>> START WORKING DATA

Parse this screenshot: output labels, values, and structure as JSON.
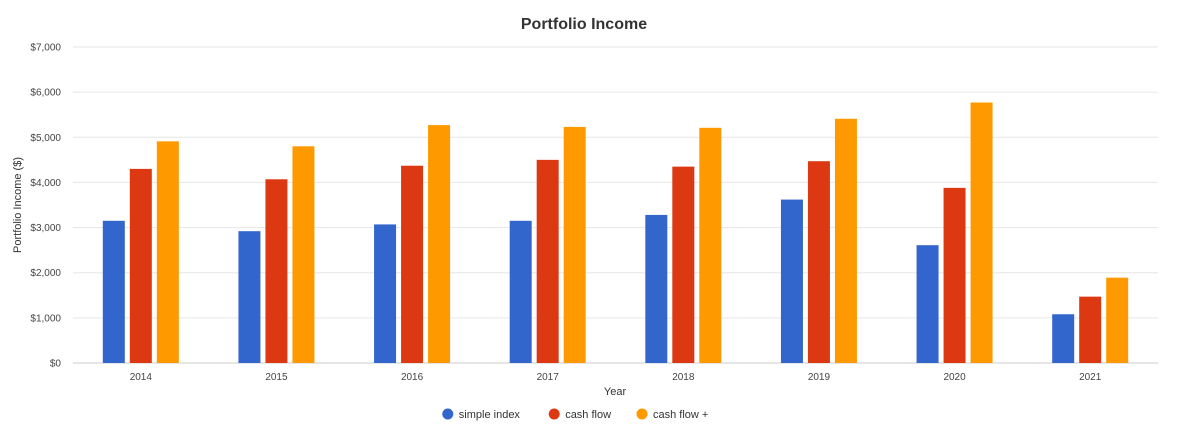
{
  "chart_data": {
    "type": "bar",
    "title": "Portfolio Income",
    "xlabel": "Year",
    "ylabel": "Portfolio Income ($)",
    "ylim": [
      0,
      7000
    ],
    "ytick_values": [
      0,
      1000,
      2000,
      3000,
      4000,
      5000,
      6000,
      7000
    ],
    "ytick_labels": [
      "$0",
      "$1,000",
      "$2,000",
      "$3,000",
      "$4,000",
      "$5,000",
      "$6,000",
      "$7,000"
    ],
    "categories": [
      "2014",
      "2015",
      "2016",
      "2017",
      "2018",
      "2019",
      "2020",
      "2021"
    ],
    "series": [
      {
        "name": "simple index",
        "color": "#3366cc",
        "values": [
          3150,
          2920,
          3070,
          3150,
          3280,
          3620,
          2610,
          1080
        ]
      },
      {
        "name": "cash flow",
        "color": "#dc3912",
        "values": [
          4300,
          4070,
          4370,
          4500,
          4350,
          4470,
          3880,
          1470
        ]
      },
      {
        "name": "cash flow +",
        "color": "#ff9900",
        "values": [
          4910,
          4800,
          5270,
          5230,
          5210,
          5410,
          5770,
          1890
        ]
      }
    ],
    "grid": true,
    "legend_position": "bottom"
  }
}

>> END WORKING DATA
>> START WORKING DATA

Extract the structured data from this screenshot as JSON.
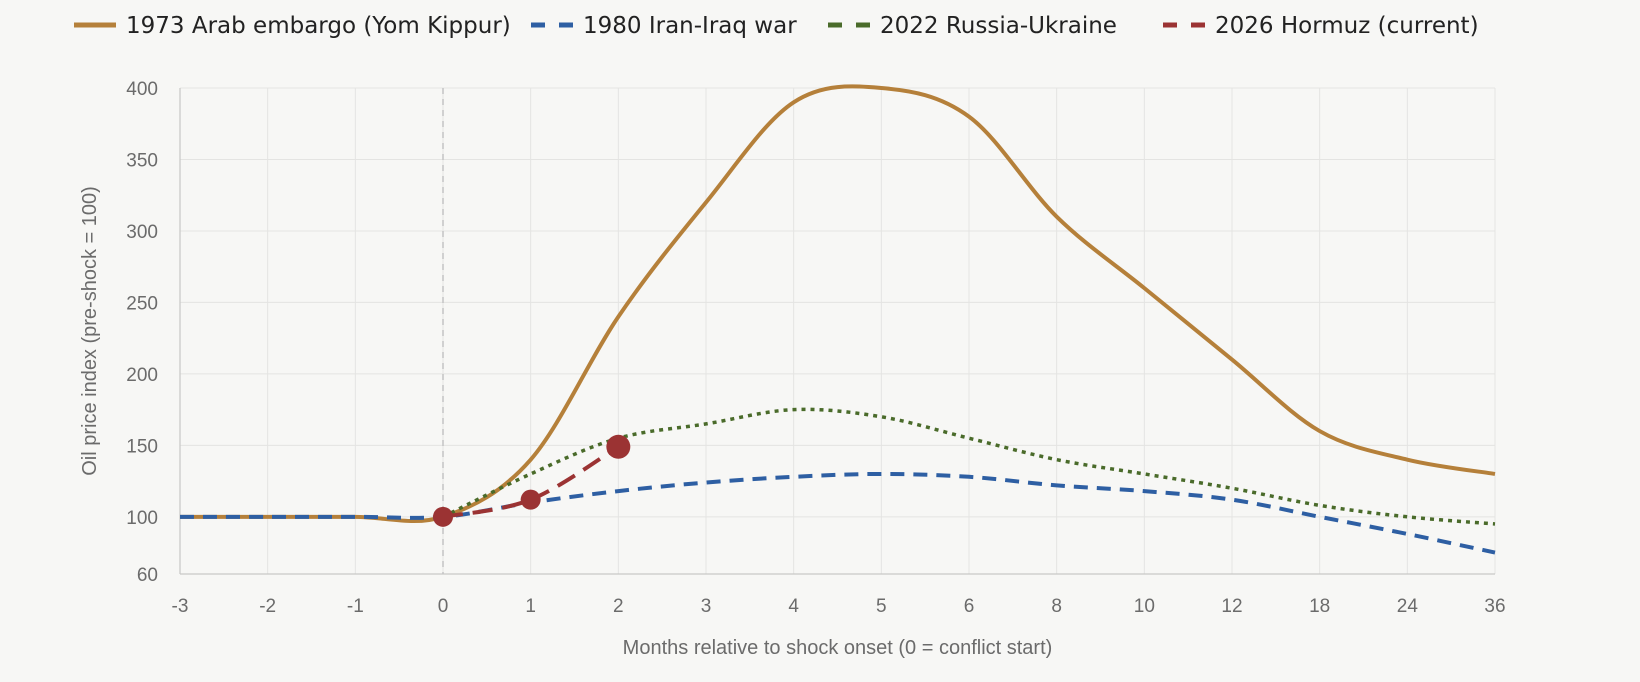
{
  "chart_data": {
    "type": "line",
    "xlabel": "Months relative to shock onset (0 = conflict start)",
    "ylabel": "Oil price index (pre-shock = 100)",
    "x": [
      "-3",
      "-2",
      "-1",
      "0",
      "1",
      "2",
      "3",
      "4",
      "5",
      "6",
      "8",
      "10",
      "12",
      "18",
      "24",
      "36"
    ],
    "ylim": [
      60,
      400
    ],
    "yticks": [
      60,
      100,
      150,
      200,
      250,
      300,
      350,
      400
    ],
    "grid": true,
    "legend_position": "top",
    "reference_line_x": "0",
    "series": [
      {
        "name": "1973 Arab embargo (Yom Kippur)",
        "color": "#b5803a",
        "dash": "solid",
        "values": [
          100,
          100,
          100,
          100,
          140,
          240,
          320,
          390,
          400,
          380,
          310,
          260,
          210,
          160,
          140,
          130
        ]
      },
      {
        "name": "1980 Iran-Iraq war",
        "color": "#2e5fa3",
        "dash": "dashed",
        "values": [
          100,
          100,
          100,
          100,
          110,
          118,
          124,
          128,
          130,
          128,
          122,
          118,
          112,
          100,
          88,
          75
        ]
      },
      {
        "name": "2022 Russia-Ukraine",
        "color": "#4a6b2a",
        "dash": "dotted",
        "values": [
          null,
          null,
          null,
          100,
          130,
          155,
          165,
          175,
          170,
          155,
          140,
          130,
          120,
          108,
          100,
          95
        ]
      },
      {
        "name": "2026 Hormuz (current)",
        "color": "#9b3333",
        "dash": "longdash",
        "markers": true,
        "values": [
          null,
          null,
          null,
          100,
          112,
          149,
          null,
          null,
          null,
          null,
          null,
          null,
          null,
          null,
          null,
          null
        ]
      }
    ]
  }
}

>> END WORKING DATA

(AIM):
In the records above, locate every line with the string "shock" and copy it.

(CORRECT OUTPUT):
    "xlabel": "Months relative to shock onset (0 = conflict start)",
    "ylabel": "Oil price index (pre-shock = 100)",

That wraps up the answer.